** WHAT YOU WILL DO **
Omit the pictures, please, and give each record below again exactly.

— start PROVIDED RECORDS —

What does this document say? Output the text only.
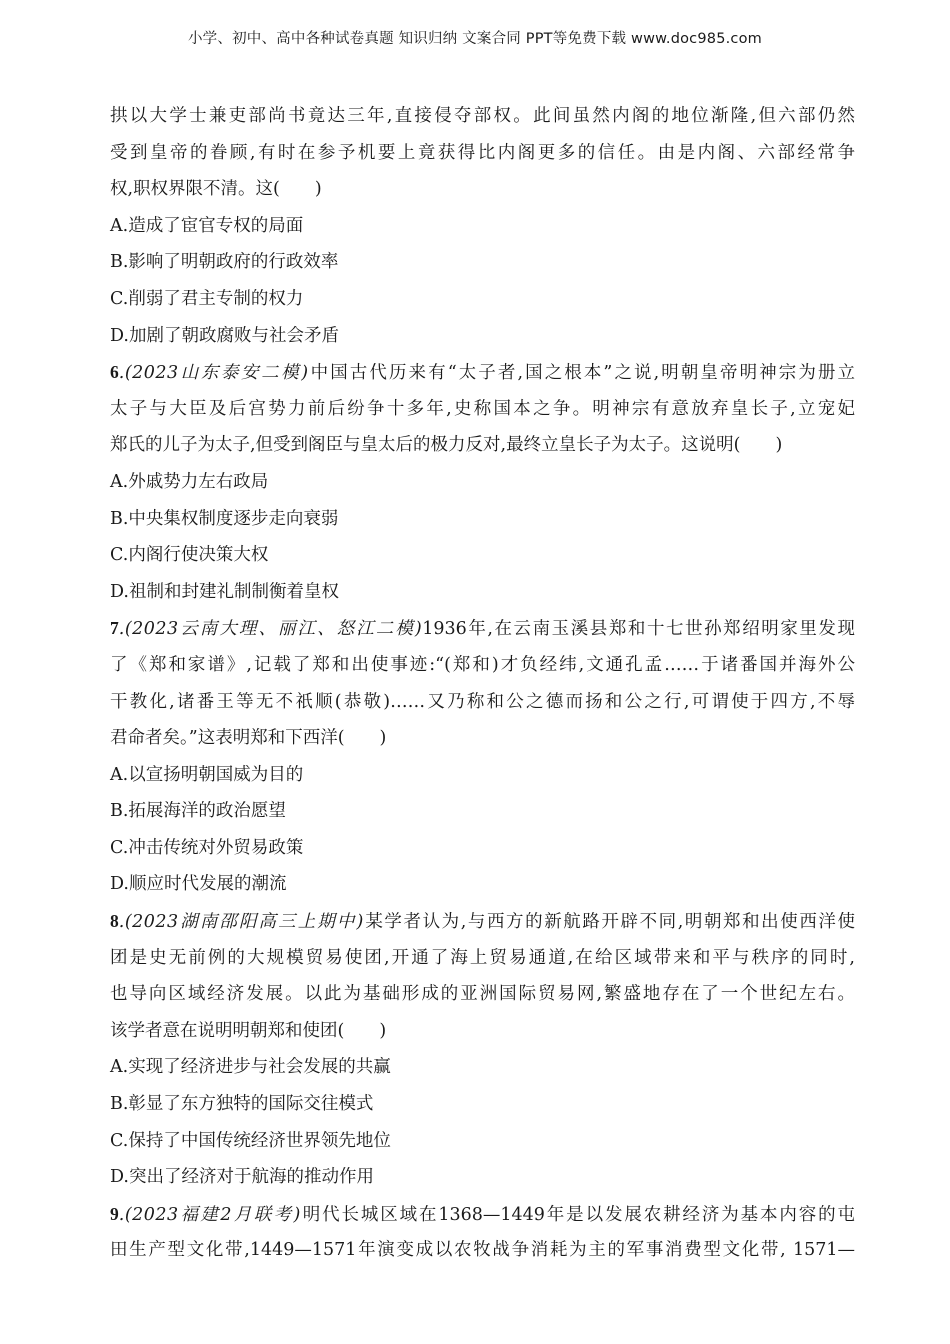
小学、初中、高中各种试卷真题 知识归纳 文案合同 PPT等免费下载 www.doc985.com
拱以大学士兼吏部尚书竟达三年,直接侵夺部权。此间虽然内阁的地位渐隆,但六部仍然
受到皇帝的眷顾,有时在参予机要上竟获得比内阁更多的信任。由是内阁、六部经常争
权,职权界限不清。这(　　)
A.造成了宦官专权的局面
B.影响了明朝政府的行政效率
C.削弱了君主专制的权力
D.加剧了朝政腐败与社会矛盾
6.(2023山东泰安二模)中国古代历来有“太子者,国之根本”之说,明朝皇帝明神宗为册立
太子与大臣及后宫势力前后纷争十多年,史称国本之争。明神宗有意放弃皇长子,立宠妃
郑氏的儿子为太子,但受到阁臣与皇太后的极力反对,最终立皇长子为太子。这说明(　　)
A.外戚势力左右政局
B.中央集权制度逐步走向衰弱
C.内阁行使决策大权
D.祖制和封建礼制制衡着皇权
7.(2023云南大理、丽江、怒江二模)1936年,在云南玉溪县郑和十七世孙郑绍明家里发现
了《郑和家谱》,记载了郑和出使事迹:“(郑和)才负经纬,文通孔孟……于诸番国并海外公
干教化,诸番王等无不祇顺(恭敬)……又乃称和公之德而扬和公之行,可谓使于四方,不辱
君命者矣。”这表明郑和下西洋(　　)
A.以宣扬明朝国威为目的
B.拓展海洋的政治愿望
C.冲击传统对外贸易政策
D.顺应时代发展的潮流
8.(2023湖南邵阳高三上期中)某学者认为,与西方的新航路开辟不同,明朝郑和出使西洋使
团是史无前例的大规模贸易使团,开通了海上贸易通道,在给区域带来和平与秩序的同时,
也导向区域经济发展。以此为基础形成的亚洲国际贸易网,繁盛地存在了一个世纪左右。
该学者意在说明明朝郑和使团(　　)
A.实现了经济进步与社会发展的共赢
B.彰显了东方独特的国际交往模式
C.保持了中国传统经济世界领先地位
D.突出了经济对于航海的推动作用
9.(2023福建2月联考)明代长城区域在1368—1449年是以发展农耕经济为基本内容的屯
田生产型文化带,1449—1571年演变成以农牧战争消耗为主的军事消费型文化带, 1571—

— end PROVIDED RECORDS —

** RESPONSE TO THE TASK **
What does this document say? Output the text only.
小学、初中、高中各种试卷真题 知识归纳 文案合同 PPT等免费下载 www.doc985.com
拱以大学士兼吏部尚书竟达三年,直接侵夺部权。此间虽然内阁的地位渐隆,但六部仍然
受到皇帝的眷顾,有时在参予机要上竟获得比内阁更多的信任。由是内阁、六部经常争
权,职权界限不清。这(　　)
A.造成了宦官专权的局面
B.影响了明朝政府的行政效率
C.削弱了君主专制的权力
D.加剧了朝政腐败与社会矛盾
6.(2023山东泰安二模)中国古代历来有“太子者,国之根本”之说,明朝皇帝明神宗为册立
太子与大臣及后宫势力前后纷争十多年,史称国本之争。明神宗有意放弃皇长子,立宠妃
郑氏的儿子为太子,但受到阁臣与皇太后的极力反对,最终立皇长子为太子。这说明(　　)
A.外戚势力左右政局
B.中央集权制度逐步走向衰弱
C.内阁行使决策大权
D.祖制和封建礼制制衡着皇权
7.(2023云南大理、丽江、怒江二模)1936年,在云南玉溪县郑和十七世孙郑绍明家里发现
了《郑和家谱》,记载了郑和出使事迹:“(郑和)才负经纬,文通孔孟……于诸番国并海外公
干教化,诸番王等无不祇顺(恭敬)……又乃称和公之德而扬和公之行,可谓使于四方,不辱
君命者矣。”这表明郑和下西洋(　　)
A.以宣扬明朝国威为目的
B.拓展海洋的政治愿望
C.冲击传统对外贸易政策
D.顺应时代发展的潮流
8.(2023湖南邵阳高三上期中)某学者认为,与西方的新航路开辟不同,明朝郑和出使西洋使
团是史无前例的大规模贸易使团,开通了海上贸易通道,在给区域带来和平与秩序的同时,
也导向区域经济发展。以此为基础形成的亚洲国际贸易网,繁盛地存在了一个世纪左右。
该学者意在说明明朝郑和使团(　　)
A.实现了经济进步与社会发展的共赢
B.彰显了东方独特的国际交往模式
C.保持了中国传统经济世界领先地位
D.突出了经济对于航海的推动作用
9.(2023福建2月联考)明代长城区域在1368—1449年是以发展农耕经济为基本内容的屯
田生产型文化带,1449—1571年演变成以农牧战争消耗为主的军事消费型文化带, 1571—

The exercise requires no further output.